→ Request:
Set out every line bearing the string "JSON".

→ Listed entries:

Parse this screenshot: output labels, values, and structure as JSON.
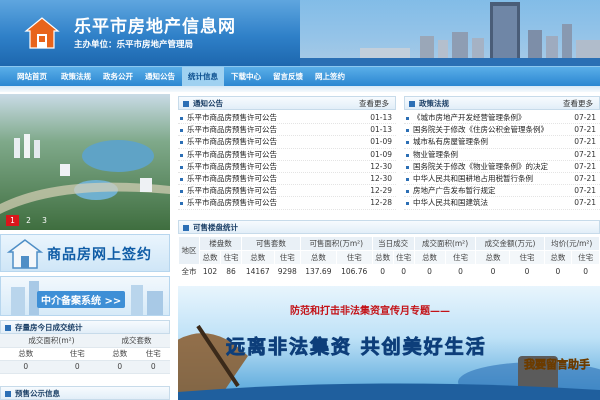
{
  "header": {
    "title": "乐平市房地产信息网",
    "sponsor": "主办单位：乐平市房地产管理局"
  },
  "nav": [
    "网站首页",
    "政策法规",
    "政务公开",
    "通知公告",
    "统计信息",
    "下载中心",
    "留言反馈",
    "网上签约"
  ],
  "nav_active_index": 4,
  "slideshow": {
    "pages": [
      "1",
      "2",
      "3"
    ],
    "current": "1"
  },
  "banners": {
    "signing": "商品房网上签约",
    "agency": "中介备案系统 >>",
    "main_subtitle": "防范和打击非法集资宣传月专题——",
    "main_title": "远离非法集资  共创美好生活",
    "main_tag": "我要留言助手"
  },
  "notices": {
    "title": "通知公告",
    "more": "查看更多",
    "items": [
      {
        "text": "乐平市商品房预售许可公告",
        "date": "01-13"
      },
      {
        "text": "乐平市商品房预售许可公告",
        "date": "01-13"
      },
      {
        "text": "乐平市商品房预售许可公告",
        "date": "01-09"
      },
      {
        "text": "乐平市商品房预售许可公告",
        "date": "01-09"
      },
      {
        "text": "乐平市商品房预售许可公告",
        "date": "12-30"
      },
      {
        "text": "乐平市商品房预售许可公告",
        "date": "12-30"
      },
      {
        "text": "乐平市商品房预售许可公告",
        "date": "12-29"
      },
      {
        "text": "乐平市商品房预售许可公告",
        "date": "12-28"
      }
    ]
  },
  "policies": {
    "title": "政策法规",
    "more": "查看更多",
    "items": [
      {
        "text": "《城市房地产开发经营管理条例》",
        "date": "07-21"
      },
      {
        "text": "国务院关于修改《住房公积金管理条例》",
        "date": "07-21"
      },
      {
        "text": "城市私有房屋管理条例",
        "date": "07-21"
      },
      {
        "text": "物业管理条例",
        "date": "07-21"
      },
      {
        "text": "国务院关于修改《物业管理条例》的决定",
        "date": "07-21"
      },
      {
        "text": "中华人民共和国耕地占用税暂行条例",
        "date": "07-21"
      },
      {
        "text": "房地产广告发布暂行规定",
        "date": "07-21"
      },
      {
        "text": "中华人民共和国建筑法",
        "date": "07-21"
      }
    ]
  },
  "sale_stats": {
    "title": "可售楼盘统计",
    "headers": [
      "地区",
      "楼盘数",
      "可售套数",
      "可售面积(万m²)",
      "当日成交",
      "成交面积(m²)",
      "成交金额(万元)",
      "均价(元/m²)"
    ],
    "subheaders": [
      "总数",
      "住宅",
      "总数",
      "住宅",
      "总数",
      "住宅",
      "总数",
      "住宅",
      "总数",
      "住宅",
      "总数",
      "住宅",
      "总数",
      "住宅"
    ],
    "row": [
      "全市",
      "102",
      "86",
      "14167",
      "9298",
      "137.69",
      "106.76",
      "0",
      "0",
      "0",
      "0",
      "0",
      "0",
      "0",
      "0"
    ]
  },
  "deal_stats": {
    "title": "存量房今日成交统计",
    "headers": [
      "成交面积(m²)",
      "成交套数"
    ],
    "subheaders": [
      "总数",
      "住宅",
      "总数",
      "住宅"
    ],
    "row": [
      "0",
      "0",
      "0",
      "0"
    ]
  },
  "presale": {
    "title": "预售公示信息"
  },
  "colors": {
    "header_blue": "#2f80c8",
    "nav_blue": "#2b87d1",
    "accent_red": "#d9161b",
    "link_blue": "#1b3f66"
  }
}
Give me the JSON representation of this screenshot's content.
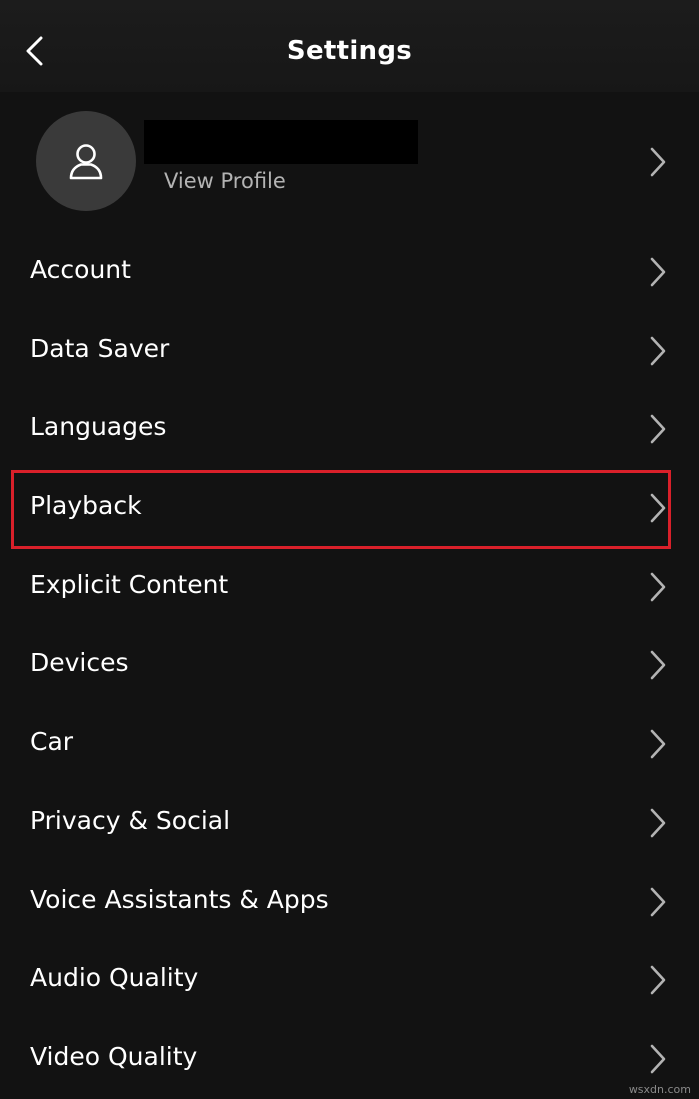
{
  "header": {
    "title": "Settings",
    "back_icon": "chevron-left-icon"
  },
  "profile": {
    "avatar_icon": "user-icon",
    "link_label": "View Profile"
  },
  "menu": {
    "items": [
      {
        "label": "Account"
      },
      {
        "label": "Data Saver"
      },
      {
        "label": "Languages"
      },
      {
        "label": "Playback"
      },
      {
        "label": "Explicit Content"
      },
      {
        "label": "Devices"
      },
      {
        "label": "Car"
      },
      {
        "label": "Privacy & Social"
      },
      {
        "label": "Voice Assistants & Apps"
      },
      {
        "label": "Audio Quality"
      },
      {
        "label": "Video Quality"
      }
    ],
    "highlighted": "Playback"
  },
  "colors": {
    "background": "#121212",
    "header": "#1a1a1a",
    "text": "#ffffff",
    "secondary_text": "#b3b3b3",
    "avatar": "#3a3a3a",
    "highlight_border": "#d9202a"
  },
  "watermark": "wsxdn.com"
}
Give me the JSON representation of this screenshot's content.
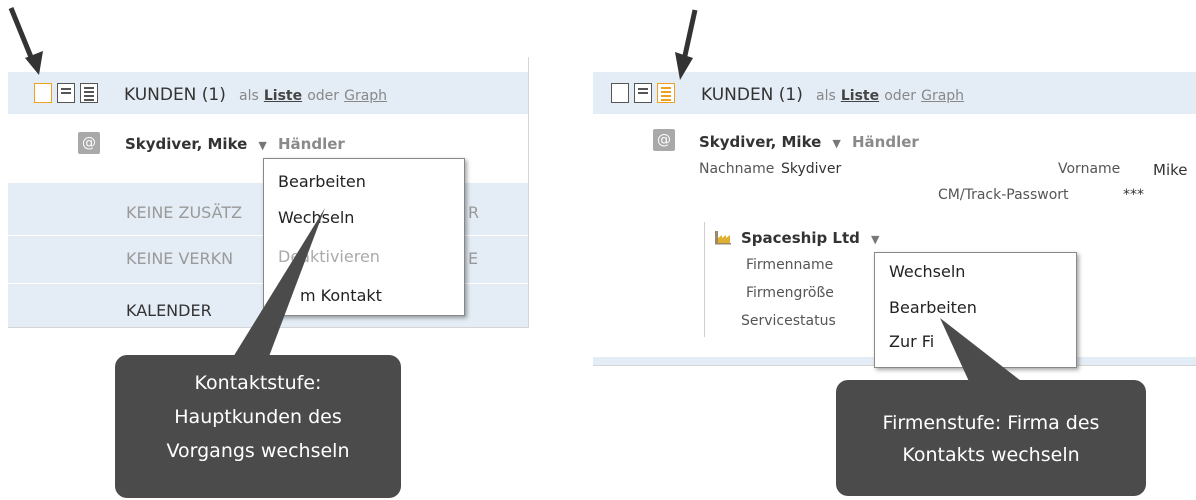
{
  "left": {
    "header": {
      "title": "KUNDEN (1)",
      "als": "als",
      "liste": "Liste",
      "oder": "oder",
      "graph": "Graph"
    },
    "contact": {
      "at_symbol": "@",
      "name": "Skydiver, Mike",
      "role": "Händler"
    },
    "rows": [
      "KEINE ZUSÄTZ",
      "R",
      "KEINE VERKN",
      "E",
      "KALENDER"
    ],
    "menu": [
      "Bearbeiten",
      "Wechseln",
      "Deaktivieren",
      "m Kontakt"
    ],
    "callout": [
      "Kontaktstufe:",
      "Hauptkunden des",
      "Vorgangs wechseln"
    ]
  },
  "right": {
    "header": {
      "title": "KUNDEN (1)",
      "als": "als",
      "liste": "Liste",
      "oder": "oder",
      "graph": "Graph"
    },
    "contact": {
      "at_symbol": "@",
      "name": "Skydiver, Mike",
      "role": "Händler",
      "nachname_label": "Nachname",
      "nachname_value": "Skydiver",
      "vorname_label": "Vorname",
      "vorname_value": "Mike",
      "passwort_label": "CM/Track-Passwort",
      "passwort_value": "***"
    },
    "company": {
      "name": "Spaceship Ltd",
      "fields": [
        "Firmenname",
        "Firmengröße",
        "Servicestatus"
      ]
    },
    "menu": [
      "Wechseln",
      "Bearbeiten",
      "Zur Fi"
    ],
    "callout": [
      "Firmenstufe: Firma des",
      "Kontakts wechseln"
    ]
  },
  "colors": {
    "accent": "#f0a020",
    "header_bg": "#e4ecf5",
    "callout_bg": "#4b4b4b"
  }
}
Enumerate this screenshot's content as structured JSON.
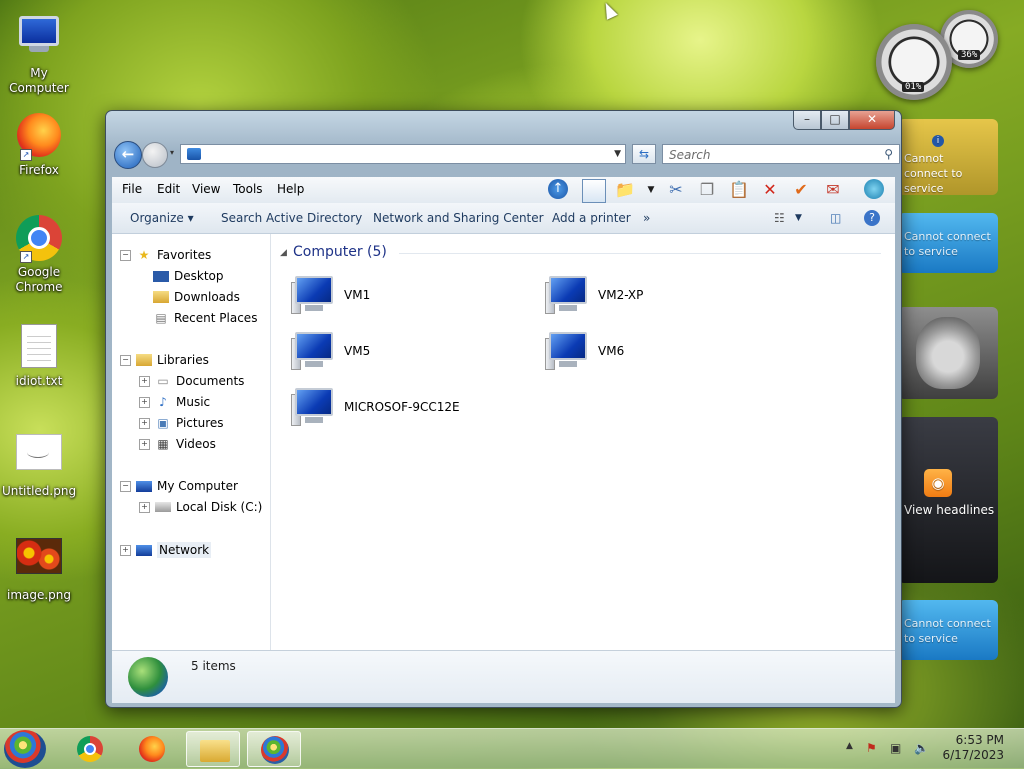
{
  "desktop": {
    "icons": [
      {
        "label": "My Computer",
        "icon": "computer-icon"
      },
      {
        "label": "Firefox",
        "icon": "firefox-icon"
      },
      {
        "label": "Google Chrome",
        "icon": "chrome-icon"
      },
      {
        "label": "idiot.txt",
        "icon": "text-file-icon"
      },
      {
        "label": "Untitled.png",
        "icon": "image-file-icon"
      },
      {
        "label": "image.png",
        "icon": "image-file-icon"
      }
    ]
  },
  "gadgets": {
    "cpu_reading": "01%",
    "memory_reading": "36%",
    "info_text_1": "Cannot connect to service",
    "info_text_2": "Cannot connect to service",
    "info_text_3": "Cannot connect to service",
    "feed_text": "View headlines"
  },
  "window": {
    "buttons": {
      "minimize": "–",
      "maximize": "□",
      "close": "✕"
    },
    "address": {
      "value": ""
    },
    "search": {
      "placeholder": "Search"
    },
    "menu": [
      "File",
      "Edit",
      "View",
      "Tools",
      "Help"
    ],
    "commands": [
      "Organize ▾",
      "Search Active Directory",
      "Network and Sharing Center",
      "Add a printer",
      "»"
    ],
    "nav": {
      "favorites": "Favorites",
      "desktop": "Desktop",
      "downloads": "Downloads",
      "recent_places": "Recent Places",
      "libraries": "Libraries",
      "documents": "Documents",
      "music": "Music",
      "pictures": "Pictures",
      "videos": "Videos",
      "my_computer": "My Computer",
      "local_disk": "Local Disk (C:)",
      "network": "Network"
    },
    "group_header": "Computer (5)",
    "items": [
      "VM1",
      "VM2-XP",
      "VM5",
      "VM6",
      "MICROSOF-9CC12E"
    ],
    "details": {
      "count": "5 items"
    }
  },
  "taskbar": {
    "time": "6:53 PM",
    "date": "6/17/2023",
    "apps": [
      "chrome",
      "firefox",
      "explorer",
      "windows"
    ]
  },
  "colors": {
    "accent": "#1e3287",
    "titlebar": "#a4b8c8"
  }
}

→ Reply:
Parse this screenshot: output labels, values, and structure as JSON.
Give me the JSON representation of this screenshot's content.
Give me the JSON representation of this screenshot's content.
Enumerate this screenshot's content as structured JSON.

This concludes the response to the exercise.